## PROBLEM DESCRIPTION
Restate all of the entries exactly, dropping any pictures they hold.

## Recorded data
-- start --
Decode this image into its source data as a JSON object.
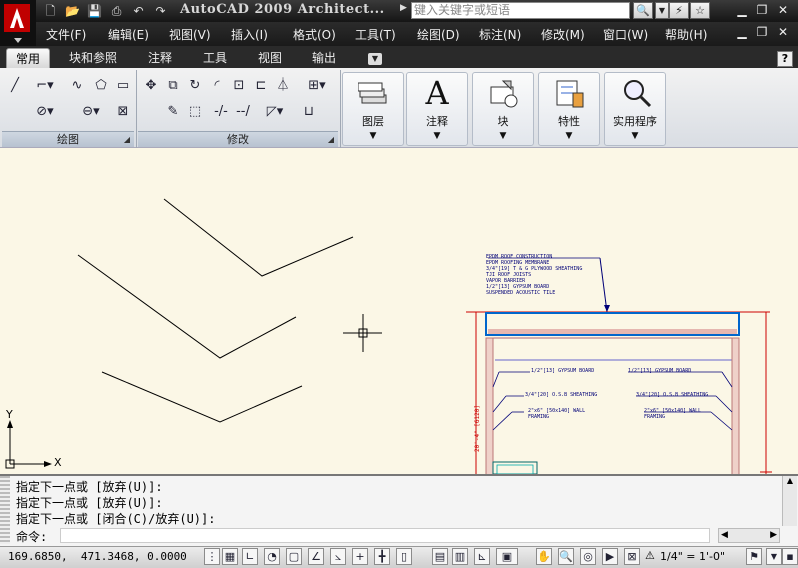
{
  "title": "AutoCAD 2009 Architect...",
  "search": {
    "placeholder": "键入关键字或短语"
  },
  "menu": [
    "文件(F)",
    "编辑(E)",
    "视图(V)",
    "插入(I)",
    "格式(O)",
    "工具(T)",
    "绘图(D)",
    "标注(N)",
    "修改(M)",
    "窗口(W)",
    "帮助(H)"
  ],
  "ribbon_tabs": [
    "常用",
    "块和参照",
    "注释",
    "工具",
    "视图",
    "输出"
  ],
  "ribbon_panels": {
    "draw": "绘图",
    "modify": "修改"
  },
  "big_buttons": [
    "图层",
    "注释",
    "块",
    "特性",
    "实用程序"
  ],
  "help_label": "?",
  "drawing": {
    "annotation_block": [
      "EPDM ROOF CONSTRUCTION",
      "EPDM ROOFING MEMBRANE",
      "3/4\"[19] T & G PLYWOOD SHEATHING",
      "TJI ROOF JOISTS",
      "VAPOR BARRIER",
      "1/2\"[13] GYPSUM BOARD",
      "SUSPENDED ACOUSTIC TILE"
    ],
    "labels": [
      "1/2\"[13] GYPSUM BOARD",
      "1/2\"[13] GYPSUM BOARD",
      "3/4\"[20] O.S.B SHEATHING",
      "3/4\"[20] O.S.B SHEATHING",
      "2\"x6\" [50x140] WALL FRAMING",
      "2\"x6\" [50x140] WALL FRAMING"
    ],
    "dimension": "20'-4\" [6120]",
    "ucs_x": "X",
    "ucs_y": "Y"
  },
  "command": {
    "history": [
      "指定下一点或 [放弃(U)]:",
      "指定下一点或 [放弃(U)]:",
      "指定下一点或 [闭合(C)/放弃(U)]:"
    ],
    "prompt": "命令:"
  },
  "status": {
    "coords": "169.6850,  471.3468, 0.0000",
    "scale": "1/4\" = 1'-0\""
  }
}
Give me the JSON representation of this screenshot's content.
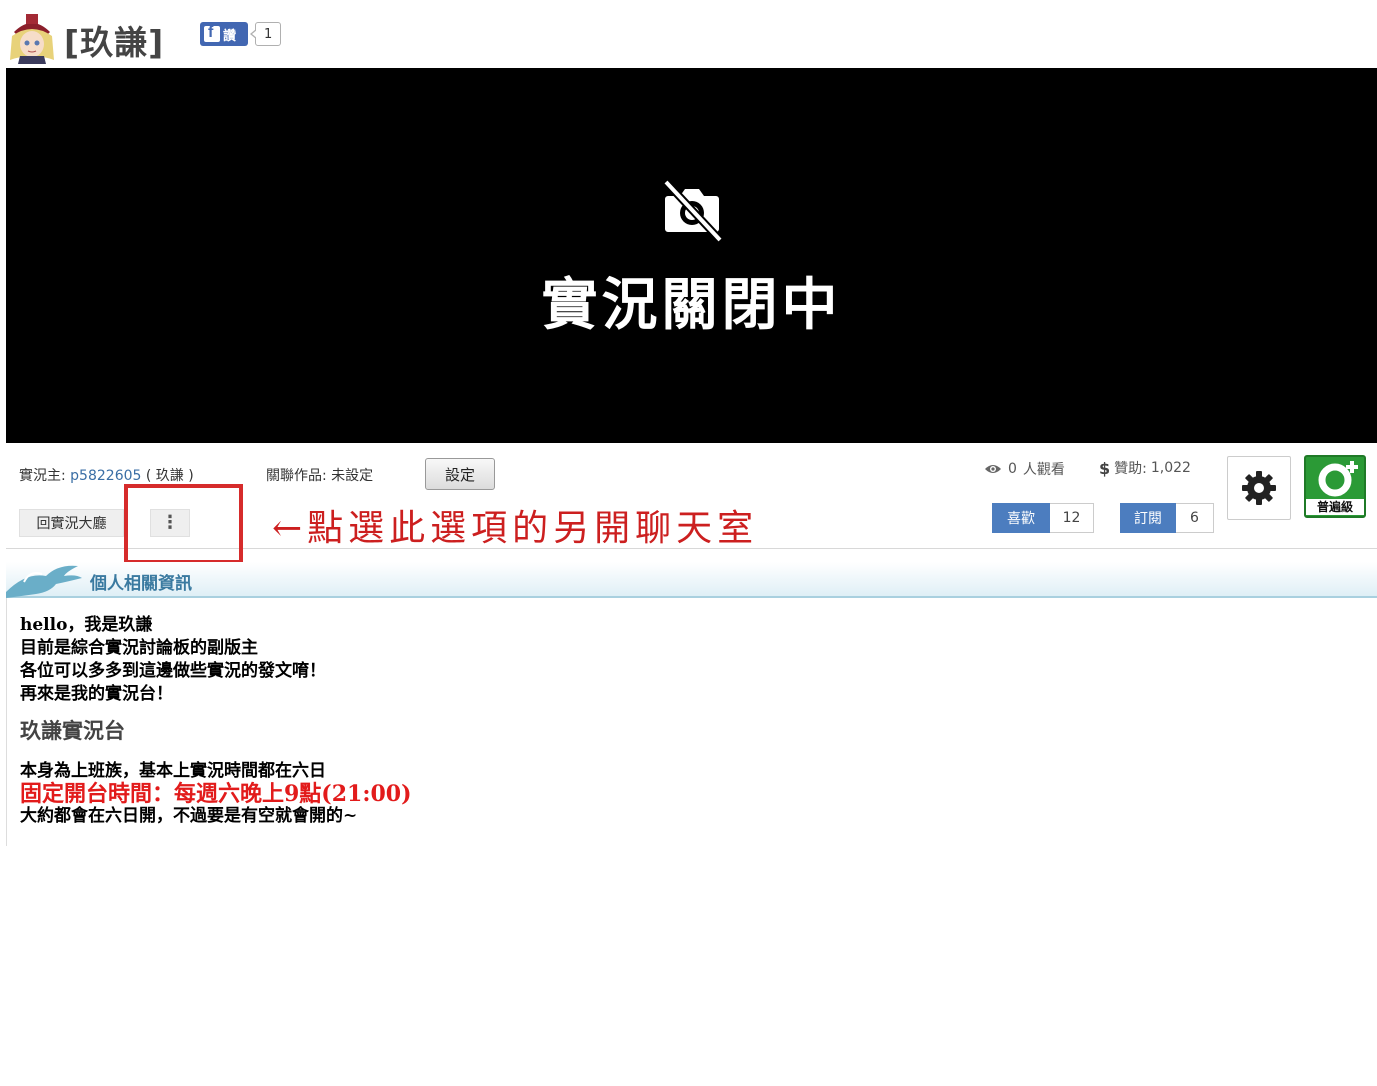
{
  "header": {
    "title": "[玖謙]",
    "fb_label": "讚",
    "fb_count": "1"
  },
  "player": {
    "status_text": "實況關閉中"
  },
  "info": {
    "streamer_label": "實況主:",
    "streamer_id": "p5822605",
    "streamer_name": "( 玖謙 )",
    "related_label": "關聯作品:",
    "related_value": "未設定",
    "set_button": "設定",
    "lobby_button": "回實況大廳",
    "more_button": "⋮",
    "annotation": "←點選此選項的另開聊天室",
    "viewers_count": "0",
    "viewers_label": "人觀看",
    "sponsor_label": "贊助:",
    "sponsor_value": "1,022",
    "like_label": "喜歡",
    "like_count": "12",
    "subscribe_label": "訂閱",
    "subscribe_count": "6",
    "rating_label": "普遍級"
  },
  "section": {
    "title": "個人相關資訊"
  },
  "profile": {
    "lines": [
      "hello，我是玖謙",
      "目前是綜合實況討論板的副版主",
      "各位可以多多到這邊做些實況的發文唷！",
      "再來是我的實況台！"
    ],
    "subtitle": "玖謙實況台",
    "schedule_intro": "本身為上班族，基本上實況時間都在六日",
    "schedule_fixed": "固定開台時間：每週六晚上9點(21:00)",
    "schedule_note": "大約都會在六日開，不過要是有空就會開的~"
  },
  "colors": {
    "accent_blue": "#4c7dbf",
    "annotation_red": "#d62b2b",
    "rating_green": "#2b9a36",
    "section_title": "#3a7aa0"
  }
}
-- end --
## WRITTEN ANSWER
Decode this image into its source data as a JSON object.
{
  "title": "AutoCAD 2009 Architect...",
  "search": {
    "placeholder": "键入关键字或短语"
  },
  "menu": [
    "文件(F)",
    "编辑(E)",
    "视图(V)",
    "插入(I)",
    "格式(O)",
    "工具(T)",
    "绘图(D)",
    "标注(N)",
    "修改(M)",
    "窗口(W)",
    "帮助(H)"
  ],
  "ribbon_tabs": [
    "常用",
    "块和参照",
    "注释",
    "工具",
    "视图",
    "输出"
  ],
  "ribbon_panels": {
    "draw": "绘图",
    "modify": "修改"
  },
  "big_buttons": [
    "图层",
    "注释",
    "块",
    "特性",
    "实用程序"
  ],
  "help_label": "?",
  "drawing": {
    "annotation_block": [
      "EPDM ROOF CONSTRUCTION",
      "EPDM ROOFING MEMBRANE",
      "3/4\"[19] T & G PLYWOOD SHEATHING",
      "TJI ROOF JOISTS",
      "VAPOR BARRIER",
      "1/2\"[13] GYPSUM BOARD",
      "SUSPENDED ACOUSTIC TILE"
    ],
    "labels": [
      "1/2\"[13] GYPSUM BOARD",
      "1/2\"[13] GYPSUM BOARD",
      "3/4\"[20] O.S.B SHEATHING",
      "3/4\"[20] O.S.B SHEATHING",
      "2\"x6\" [50x140] WALL FRAMING",
      "2\"x6\" [50x140] WALL FRAMING"
    ],
    "dimension": "20'-4\" [6120]",
    "ucs_x": "X",
    "ucs_y": "Y"
  },
  "command": {
    "history": [
      "指定下一点或 [放弃(U)]:",
      "指定下一点或 [放弃(U)]:",
      "指定下一点或 [闭合(C)/放弃(U)]:"
    ],
    "prompt": "命令:"
  },
  "status": {
    "coords": "169.6850,  471.3468, 0.0000",
    "scale": "1/4\" = 1'-0\""
  }
}
Give me the JSON representation of this screenshot's content.
{
  "header": {
    "title": "[玖謙]",
    "fb_label": "讚",
    "fb_count": "1"
  },
  "player": {
    "status_text": "實況關閉中"
  },
  "info": {
    "streamer_label": "實況主:",
    "streamer_id": "p5822605",
    "streamer_name": "( 玖謙 )",
    "related_label": "關聯作品:",
    "related_value": "未設定",
    "set_button": "設定",
    "lobby_button": "回實況大廳",
    "more_button": "⋮",
    "annotation": "←點選此選項的另開聊天室",
    "viewers_count": "0",
    "viewers_label": "人觀看",
    "sponsor_label": "贊助:",
    "sponsor_value": "1,022",
    "like_label": "喜歡",
    "like_count": "12",
    "subscribe_label": "訂閱",
    "subscribe_count": "6",
    "rating_label": "普遍級"
  },
  "section": {
    "title": "個人相關資訊"
  },
  "profile": {
    "lines": [
      "hello，我是玖謙",
      "目前是綜合實況討論板的副版主",
      "各位可以多多到這邊做些實況的發文唷！",
      "再來是我的實況台！"
    ],
    "subtitle": "玖謙實況台",
    "schedule_intro": "本身為上班族，基本上實況時間都在六日",
    "schedule_fixed": "固定開台時間：每週六晚上9點(21:00)",
    "schedule_note": "大約都會在六日開，不過要是有空就會開的~"
  },
  "colors": {
    "accent_blue": "#4c7dbf",
    "annotation_red": "#d62b2b",
    "rating_green": "#2b9a36",
    "section_title": "#3a7aa0"
  }
}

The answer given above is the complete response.